What is expected =>
Transcribe all of the material below word for word and leave out its pictures.

Data section =>
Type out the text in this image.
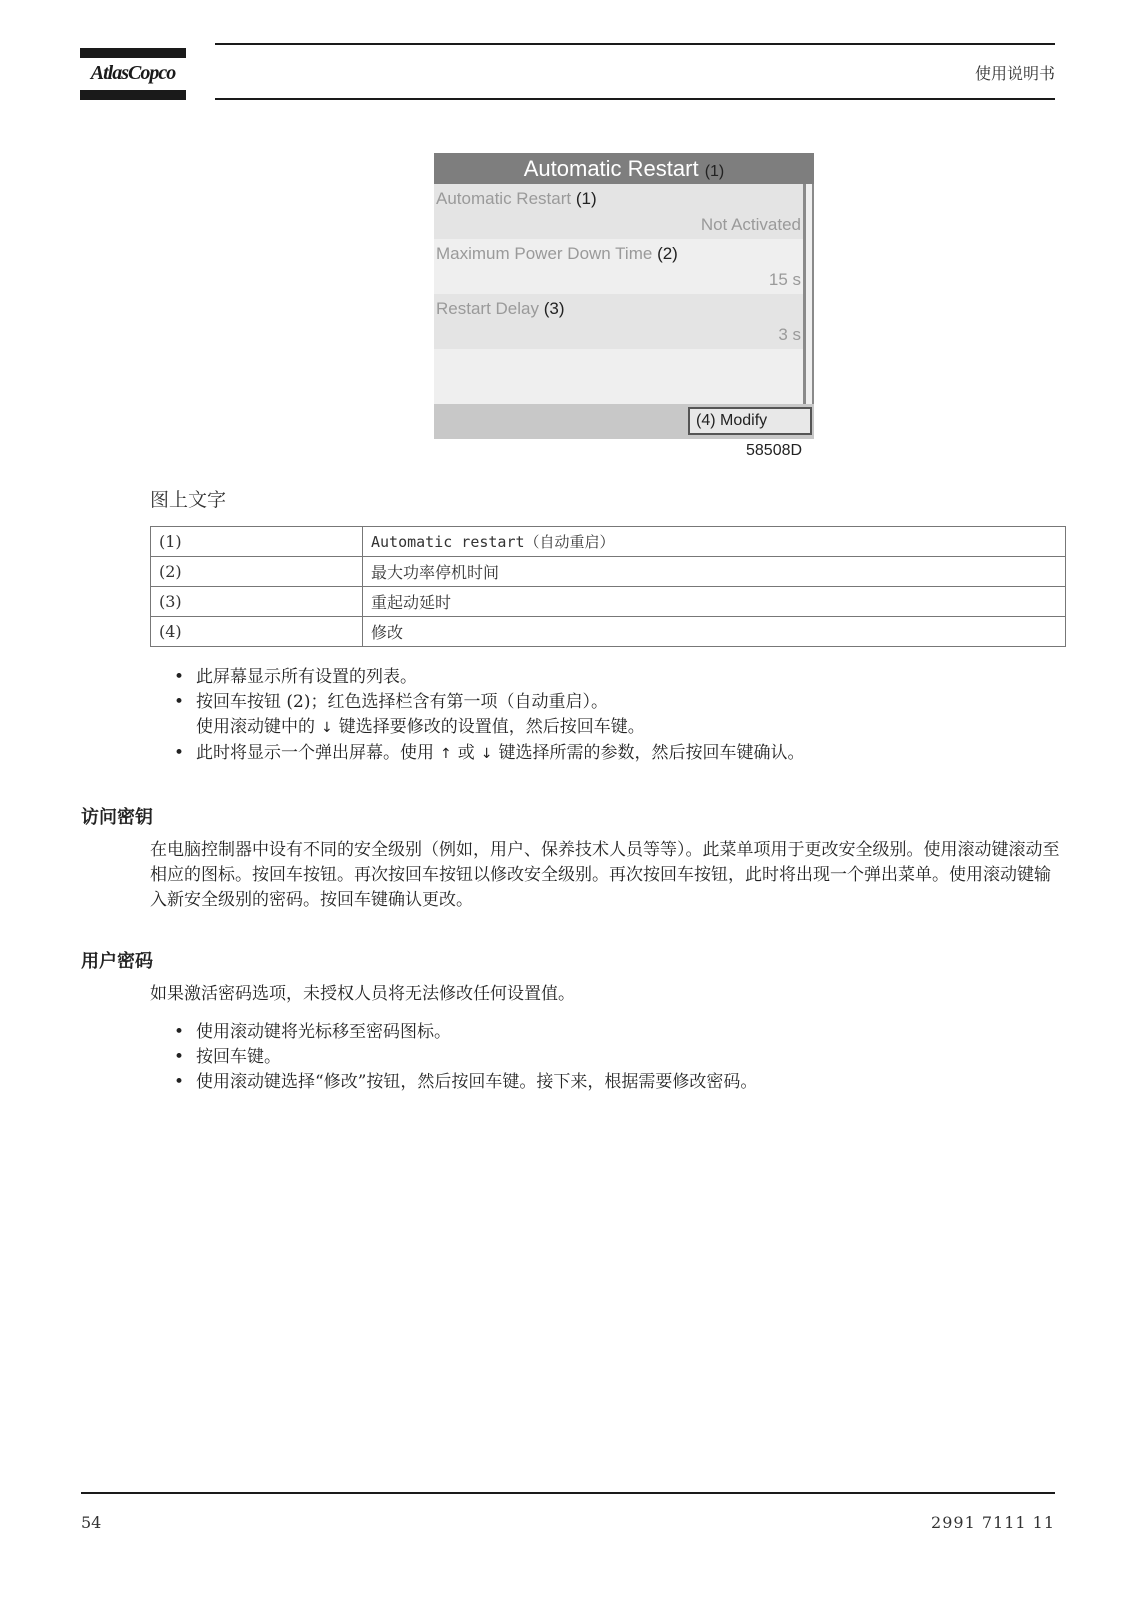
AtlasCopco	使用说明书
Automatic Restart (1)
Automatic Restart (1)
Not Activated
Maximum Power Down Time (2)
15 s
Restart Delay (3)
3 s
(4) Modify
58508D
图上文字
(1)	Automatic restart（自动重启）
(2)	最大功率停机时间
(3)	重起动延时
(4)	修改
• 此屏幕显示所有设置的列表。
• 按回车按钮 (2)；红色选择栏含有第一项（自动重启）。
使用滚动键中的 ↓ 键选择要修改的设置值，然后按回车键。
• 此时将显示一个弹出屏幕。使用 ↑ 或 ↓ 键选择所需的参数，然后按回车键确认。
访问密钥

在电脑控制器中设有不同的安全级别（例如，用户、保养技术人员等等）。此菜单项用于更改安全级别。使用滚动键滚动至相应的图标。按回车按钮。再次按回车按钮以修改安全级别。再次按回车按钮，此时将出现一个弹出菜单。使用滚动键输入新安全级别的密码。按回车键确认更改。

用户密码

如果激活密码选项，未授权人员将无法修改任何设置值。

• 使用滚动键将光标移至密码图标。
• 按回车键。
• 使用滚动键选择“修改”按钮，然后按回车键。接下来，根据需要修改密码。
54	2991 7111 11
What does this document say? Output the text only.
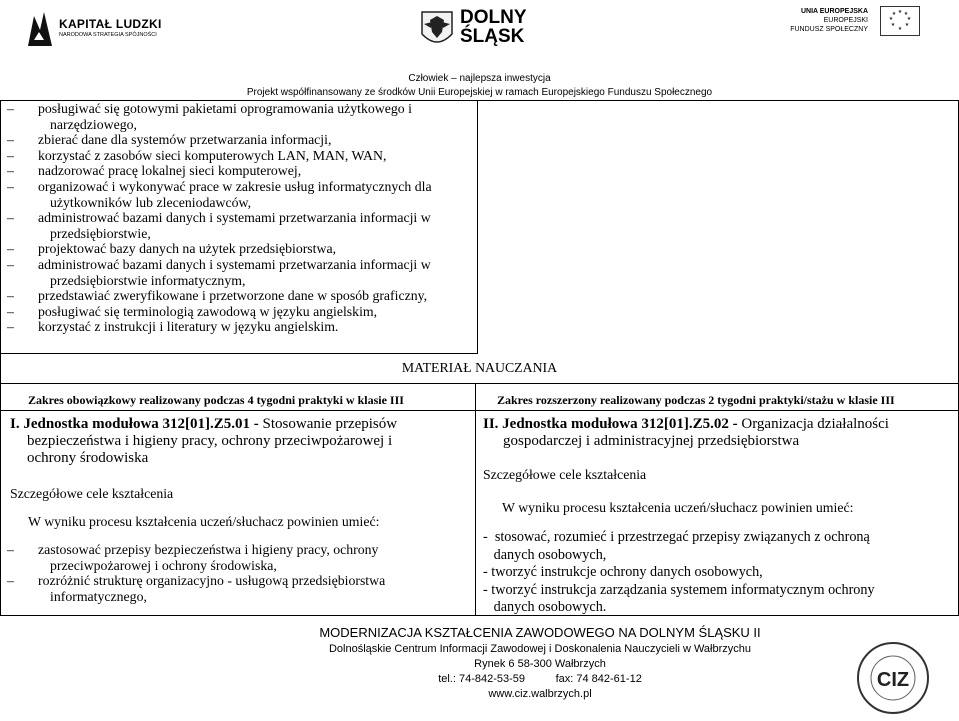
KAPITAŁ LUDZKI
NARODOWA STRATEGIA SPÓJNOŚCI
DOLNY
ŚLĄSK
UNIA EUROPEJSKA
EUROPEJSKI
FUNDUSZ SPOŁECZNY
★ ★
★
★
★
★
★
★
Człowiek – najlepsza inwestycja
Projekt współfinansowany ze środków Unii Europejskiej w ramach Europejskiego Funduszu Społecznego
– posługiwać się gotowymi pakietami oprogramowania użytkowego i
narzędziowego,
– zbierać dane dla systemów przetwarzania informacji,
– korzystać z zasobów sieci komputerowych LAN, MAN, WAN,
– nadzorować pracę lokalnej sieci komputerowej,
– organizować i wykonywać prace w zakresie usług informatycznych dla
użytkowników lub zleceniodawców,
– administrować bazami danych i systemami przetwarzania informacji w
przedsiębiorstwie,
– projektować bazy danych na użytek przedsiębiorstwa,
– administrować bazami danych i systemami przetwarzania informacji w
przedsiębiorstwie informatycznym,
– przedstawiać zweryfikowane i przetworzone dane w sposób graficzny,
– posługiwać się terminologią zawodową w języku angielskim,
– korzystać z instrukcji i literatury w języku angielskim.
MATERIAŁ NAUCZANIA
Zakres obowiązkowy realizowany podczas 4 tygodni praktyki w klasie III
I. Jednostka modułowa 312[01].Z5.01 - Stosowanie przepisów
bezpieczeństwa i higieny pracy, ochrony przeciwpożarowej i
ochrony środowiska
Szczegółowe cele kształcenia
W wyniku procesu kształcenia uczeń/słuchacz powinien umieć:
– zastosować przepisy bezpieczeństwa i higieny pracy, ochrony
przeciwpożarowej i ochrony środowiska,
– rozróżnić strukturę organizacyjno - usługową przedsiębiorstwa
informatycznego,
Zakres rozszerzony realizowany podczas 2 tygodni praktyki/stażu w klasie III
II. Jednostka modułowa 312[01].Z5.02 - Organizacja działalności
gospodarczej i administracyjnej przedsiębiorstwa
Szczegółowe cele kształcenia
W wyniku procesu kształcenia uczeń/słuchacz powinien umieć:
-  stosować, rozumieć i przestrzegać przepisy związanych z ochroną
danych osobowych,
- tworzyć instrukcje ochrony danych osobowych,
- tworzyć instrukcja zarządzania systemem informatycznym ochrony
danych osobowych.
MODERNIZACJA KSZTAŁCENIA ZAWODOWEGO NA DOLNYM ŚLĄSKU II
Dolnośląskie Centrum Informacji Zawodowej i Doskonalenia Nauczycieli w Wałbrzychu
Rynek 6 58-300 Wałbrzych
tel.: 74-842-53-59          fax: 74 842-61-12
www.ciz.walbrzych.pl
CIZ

Output of the exercise =>
Type out the text in this image.
AtlasCopco	使用说明书
Automatic Restart (1)
Automatic Restart (1)
Not Activated
Maximum Power Down Time (2)
15 s
Restart Delay (3)
3 s
(4) Modify
58508D
图上文字
(1)	Automatic restart（自动重启）
(2)	最大功率停机时间
(3)	重起动延时
(4)	修改
• 此屏幕显示所有设置的列表。
• 按回车按钮 (2)；红色选择栏含有第一项（自动重启）。
使用滚动键中的 ↓ 键选择要修改的设置值，然后按回车键。
• 此时将显示一个弹出屏幕。使用 ↑ 或 ↓ 键选择所需的参数，然后按回车键确认。
访问密钥

在电脑控制器中设有不同的安全级别（例如，用户、保养技术人员等等）。此菜单项用于更改安全级别。使用滚动键滚动至相应的图标。按回车按钮。再次按回车按钮以修改安全级别。再次按回车按钮，此时将出现一个弹出菜单。使用滚动键输入新安全级别的密码。按回车键确认更改。

用户密码

如果激活密码选项，未授权人员将无法修改任何设置值。

• 使用滚动键将光标移至密码图标。
• 按回车键。
• 使用滚动键选择“修改”按钮，然后按回车键。接下来，根据需要修改密码。
54	2991 7111 11
What does this document say? Output the text only.
KAPITAŁ LUDZKI
NARODOWA STRATEGIA SPÓJNOŚCI
DOLNY
ŚLĄSK
UNIA EUROPEJSKA
EUROPEJSKI
FUNDUSZ SPOŁECZNY
★ ★
★
★
★
★
★
★
Człowiek – najlepsza inwestycja
Projekt współfinansowany ze środków Unii Europejskiej w ramach Europejskiego Funduszu Społecznego
– posługiwać się gotowymi pakietami oprogramowania użytkowego i
narzędziowego,
– zbierać dane dla systemów przetwarzania informacji,
– korzystać z zasobów sieci komputerowych LAN, MAN, WAN,
– nadzorować pracę lokalnej sieci komputerowej,
– organizować i wykonywać prace w zakresie usług informatycznych dla
użytkowników lub zleceniodawców,
– administrować bazami danych i systemami przetwarzania informacji w
przedsiębiorstwie,
– projektować bazy danych na użytek przedsiębiorstwa,
– administrować bazami danych i systemami przetwarzania informacji w
przedsiębiorstwie informatycznym,
– przedstawiać zweryfikowane i przetworzone dane w sposób graficzny,
– posługiwać się terminologią zawodową w języku angielskim,
– korzystać z instrukcji i literatury w języku angielskim.
MATERIAŁ NAUCZANIA
Zakres obowiązkowy realizowany podczas 4 tygodni praktyki w klasie III
I. Jednostka modułowa 312[01].Z5.01 - Stosowanie przepisów
bezpieczeństwa i higieny pracy, ochrony przeciwpożarowej i
ochrony środowiska
Szczegółowe cele kształcenia
W wyniku procesu kształcenia uczeń/słuchacz powinien umieć:
– zastosować przepisy bezpieczeństwa i higieny pracy, ochrony
przeciwpożarowej i ochrony środowiska,
– rozróżnić strukturę organizacyjno - usługową przedsiębiorstwa
informatycznego,
Zakres rozszerzony realizowany podczas 2 tygodni praktyki/stażu w klasie III
II. Jednostka modułowa 312[01].Z5.02 - Organizacja działalności
gospodarczej i administracyjnej przedsiębiorstwa
Szczegółowe cele kształcenia
W wyniku procesu kształcenia uczeń/słuchacz powinien umieć:
-  stosować, rozumieć i przestrzegać przepisy związanych z ochroną
danych osobowych,
- tworzyć instrukcje ochrony danych osobowych,
- tworzyć instrukcja zarządzania systemem informatycznym ochrony
danych osobowych.
MODERNIZACJA KSZTAŁCENIA ZAWODOWEGO NA DOLNYM ŚLĄSKU II
Dolnośląskie Centrum Informacji Zawodowej i Doskonalenia Nauczycieli w Wałbrzychu
Rynek 6 58-300 Wałbrzych
tel.: 74-842-53-59          fax: 74 842-61-12
www.ciz.walbrzych.pl
CIZ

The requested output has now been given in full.